WHAT YOU NEED TO DO
Gather all lines from the material that contain "this".

EXTRACTED MATERIAL
——————————

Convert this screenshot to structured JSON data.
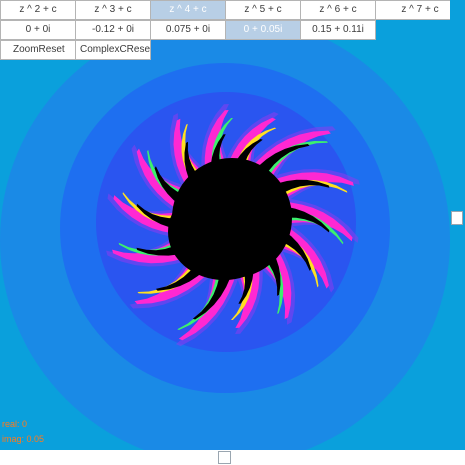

——————————

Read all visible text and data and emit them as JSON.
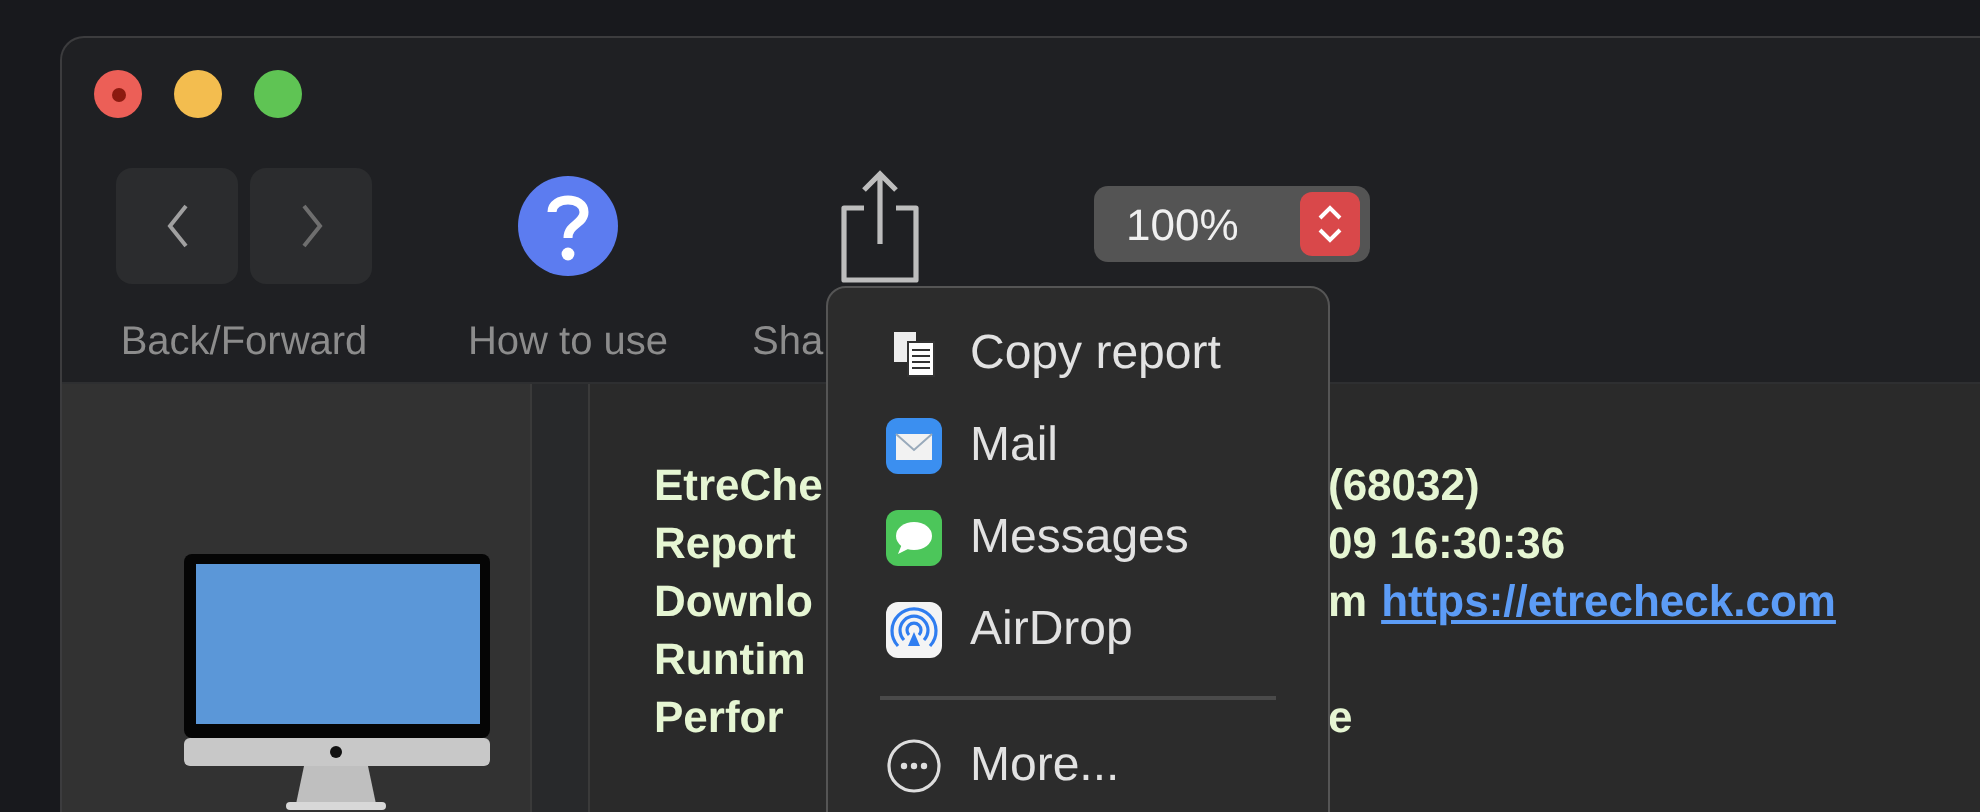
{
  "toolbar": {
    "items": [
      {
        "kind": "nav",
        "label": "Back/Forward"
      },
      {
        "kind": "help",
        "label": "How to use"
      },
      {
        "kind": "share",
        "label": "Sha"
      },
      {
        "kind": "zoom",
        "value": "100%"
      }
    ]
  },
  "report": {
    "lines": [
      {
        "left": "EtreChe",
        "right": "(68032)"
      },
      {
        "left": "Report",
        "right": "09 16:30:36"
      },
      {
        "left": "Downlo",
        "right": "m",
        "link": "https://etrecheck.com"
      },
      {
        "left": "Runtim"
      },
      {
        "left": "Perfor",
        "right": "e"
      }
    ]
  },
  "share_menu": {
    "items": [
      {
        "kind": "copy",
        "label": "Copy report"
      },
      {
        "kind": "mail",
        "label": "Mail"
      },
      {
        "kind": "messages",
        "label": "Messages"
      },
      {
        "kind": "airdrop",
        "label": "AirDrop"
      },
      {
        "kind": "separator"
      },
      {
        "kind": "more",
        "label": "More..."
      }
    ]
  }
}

——————————

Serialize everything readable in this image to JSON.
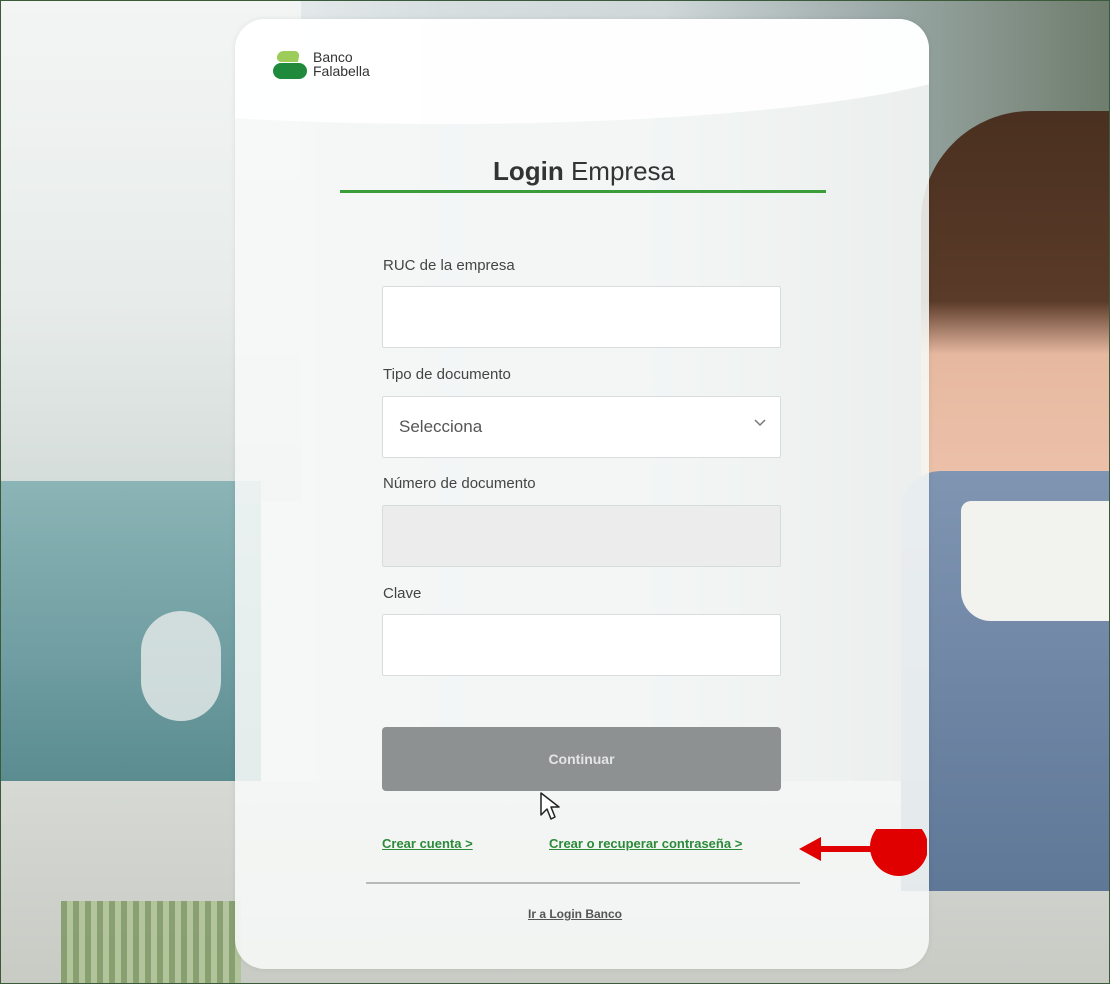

——————————

EXERCISE SOLUTION
Convert this screenshot to structured JSON data.
Serialize everything readable in this image to JSON.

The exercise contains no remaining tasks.